-- Your objective --
Copy out the entries exactly, from the first line to the last.

#### Data shown ####

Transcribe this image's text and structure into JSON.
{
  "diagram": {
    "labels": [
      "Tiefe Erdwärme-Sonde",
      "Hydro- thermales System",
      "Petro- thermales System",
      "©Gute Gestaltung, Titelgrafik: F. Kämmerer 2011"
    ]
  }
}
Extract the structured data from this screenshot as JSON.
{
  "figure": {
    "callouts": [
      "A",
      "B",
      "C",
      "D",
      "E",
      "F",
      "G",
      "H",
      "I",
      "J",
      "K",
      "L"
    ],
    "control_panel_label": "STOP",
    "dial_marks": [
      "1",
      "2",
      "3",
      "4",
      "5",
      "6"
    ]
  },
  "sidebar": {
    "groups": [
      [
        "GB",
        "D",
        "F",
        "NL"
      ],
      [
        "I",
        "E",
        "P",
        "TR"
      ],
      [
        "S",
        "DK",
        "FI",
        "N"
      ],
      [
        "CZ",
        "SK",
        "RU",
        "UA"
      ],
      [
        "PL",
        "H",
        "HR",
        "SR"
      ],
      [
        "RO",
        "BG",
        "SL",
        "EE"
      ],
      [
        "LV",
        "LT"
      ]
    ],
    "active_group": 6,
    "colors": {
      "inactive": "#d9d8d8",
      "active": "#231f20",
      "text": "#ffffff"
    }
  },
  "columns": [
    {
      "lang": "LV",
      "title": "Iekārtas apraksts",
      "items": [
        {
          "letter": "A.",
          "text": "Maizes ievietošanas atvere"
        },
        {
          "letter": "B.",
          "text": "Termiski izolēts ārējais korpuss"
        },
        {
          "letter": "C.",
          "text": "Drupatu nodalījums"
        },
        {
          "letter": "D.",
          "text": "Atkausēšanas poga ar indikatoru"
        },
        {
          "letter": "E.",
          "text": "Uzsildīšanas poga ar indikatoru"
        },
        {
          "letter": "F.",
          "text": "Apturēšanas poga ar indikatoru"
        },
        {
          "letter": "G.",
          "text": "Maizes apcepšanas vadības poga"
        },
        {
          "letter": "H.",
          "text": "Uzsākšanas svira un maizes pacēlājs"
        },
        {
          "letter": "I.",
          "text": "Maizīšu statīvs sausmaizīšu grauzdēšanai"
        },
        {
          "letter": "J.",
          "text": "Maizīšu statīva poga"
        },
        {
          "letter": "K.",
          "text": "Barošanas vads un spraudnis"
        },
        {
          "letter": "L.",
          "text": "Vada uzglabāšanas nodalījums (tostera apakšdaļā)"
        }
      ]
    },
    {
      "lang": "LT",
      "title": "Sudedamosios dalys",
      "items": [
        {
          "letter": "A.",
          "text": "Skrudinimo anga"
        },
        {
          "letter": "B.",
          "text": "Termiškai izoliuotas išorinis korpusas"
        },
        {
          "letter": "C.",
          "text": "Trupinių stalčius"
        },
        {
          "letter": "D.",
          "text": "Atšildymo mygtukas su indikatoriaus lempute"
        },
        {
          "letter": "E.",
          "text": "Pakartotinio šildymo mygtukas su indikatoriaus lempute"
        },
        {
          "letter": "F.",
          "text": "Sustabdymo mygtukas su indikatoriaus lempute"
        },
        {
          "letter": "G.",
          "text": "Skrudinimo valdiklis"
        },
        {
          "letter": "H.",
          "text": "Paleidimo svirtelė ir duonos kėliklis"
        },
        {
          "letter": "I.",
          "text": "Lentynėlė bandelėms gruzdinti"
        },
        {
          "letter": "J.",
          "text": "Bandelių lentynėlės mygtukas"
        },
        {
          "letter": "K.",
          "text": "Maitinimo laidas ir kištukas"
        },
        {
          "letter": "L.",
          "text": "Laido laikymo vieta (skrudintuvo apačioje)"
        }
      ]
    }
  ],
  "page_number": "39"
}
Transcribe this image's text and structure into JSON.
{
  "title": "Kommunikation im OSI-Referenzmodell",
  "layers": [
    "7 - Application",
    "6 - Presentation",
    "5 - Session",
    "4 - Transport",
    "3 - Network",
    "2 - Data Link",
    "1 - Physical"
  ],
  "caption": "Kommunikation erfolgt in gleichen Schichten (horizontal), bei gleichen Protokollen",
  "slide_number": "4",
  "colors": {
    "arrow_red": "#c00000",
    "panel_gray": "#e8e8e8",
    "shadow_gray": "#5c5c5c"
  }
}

####

-- Exercise result --
Transcribe this image's text and structure into JSON.
{
  "diagram": {
    "labels": [
      "Tiefe Erdwärme-Sonde",
      "Hydro- thermales System",
      "Petro- thermales System",
      "©Gute Gestaltung, Titelgrafik: F. Kämmerer 2011"
    ]
  }
}
Extract the structured data from this screenshot as JSON.
{
  "figure": {
    "callouts": [
      "A",
      "B",
      "C",
      "D",
      "E",
      "F",
      "G",
      "H",
      "I",
      "J",
      "K",
      "L"
    ],
    "control_panel_label": "STOP",
    "dial_marks": [
      "1",
      "2",
      "3",
      "4",
      "5",
      "6"
    ]
  },
  "sidebar": {
    "groups": [
      [
        "GB",
        "D",
        "F",
        "NL"
      ],
      [
        "I",
        "E",
        "P",
        "TR"
      ],
      [
        "S",
        "DK",
        "FI",
        "N"
      ],
      [
        "CZ",
        "SK",
        "RU",
        "UA"
      ],
      [
        "PL",
        "H",
        "HR",
        "SR"
      ],
      [
        "RO",
        "BG",
        "SL",
        "EE"
      ],
      [
        "LV",
        "LT"
      ]
    ],
    "active_group": 6,
    "colors": {
      "inactive": "#d9d8d8",
      "active": "#231f20",
      "text": "#ffffff"
    }
  },
  "columns": [
    {
      "lang": "LV",
      "title": "Iekārtas apraksts",
      "items": [
        {
          "letter": "A.",
          "text": "Maizes ievietošanas atvere"
        },
        {
          "letter": "B.",
          "text": "Termiski izolēts ārējais korpuss"
        },
        {
          "letter": "C.",
          "text": "Drupatu nodalījums"
        },
        {
          "letter": "D.",
          "text": "Atkausēšanas poga ar indikatoru"
        },
        {
          "letter": "E.",
          "text": "Uzsildīšanas poga ar indikatoru"
        },
        {
          "letter": "F.",
          "text": "Apturēšanas poga ar indikatoru"
        },
        {
          "letter": "G.",
          "text": "Maizes apcepšanas vadības poga"
        },
        {
          "letter": "H.",
          "text": "Uzsākšanas svira un maizes pacēlājs"
        },
        {
          "letter": "I.",
          "text": "Maizīšu statīvs sausmaizīšu grauzdēšanai"
        },
        {
          "letter": "J.",
          "text": "Maizīšu statīva poga"
        },
        {
          "letter": "K.",
          "text": "Barošanas vads un spraudnis"
        },
        {
          "letter": "L.",
          "text": "Vada uzglabāšanas nodalījums (tostera apakšdaļā)"
        }
      ]
    },
    {
      "lang": "LT",
      "title": "Sudedamosios dalys",
      "items": [
        {
          "letter": "A.",
          "text": "Skrudinimo anga"
        },
        {
          "letter": "B.",
          "text": "Termiškai izoliuotas išorinis korpusas"
        },
        {
          "letter": "C.",
          "text": "Trupinių stalčius"
        },
        {
          "letter": "D.",
          "text": "Atšildymo mygtukas su indikatoriaus lempute"
        },
        {
          "letter": "E.",
          "text": "Pakartotinio šildymo mygtukas su indikatoriaus lempute"
        },
        {
          "letter": "F.",
          "text": "Sustabdymo mygtukas su indikatoriaus lempute"
        },
        {
          "letter": "G.",
          "text": "Skrudinimo valdiklis"
        },
        {
          "letter": "H.",
          "text": "Paleidimo svirtelė ir duonos kėliklis"
        },
        {
          "letter": "I.",
          "text": "Lentynėlė bandelėms gruzdinti"
        },
        {
          "letter": "J.",
          "text": "Bandelių lentynėlės mygtukas"
        },
        {
          "letter": "K.",
          "text": "Maitinimo laidas ir kištukas"
        },
        {
          "letter": "L.",
          "text": "Laido laikymo vieta (skrudintuvo apačioje)"
        }
      ]
    }
  ],
  "page_number": "39"
}
Transcribe this image's text and structure into JSON.
{
  "title": "Kommunikation im OSI-Referenzmodell",
  "layers": [
    "7 - Application",
    "6 - Presentation",
    "5 - Session",
    "4 - Transport",
    "3 - Network",
    "2 - Data Link",
    "1 - Physical"
  ],
  "caption": "Kommunikation erfolgt in gleichen Schichten (horizontal), bei gleichen Protokollen",
  "slide_number": "4",
  "colors": {
    "arrow_red": "#c00000",
    "panel_gray": "#e8e8e8",
    "shadow_gray": "#5c5c5c"
  }
}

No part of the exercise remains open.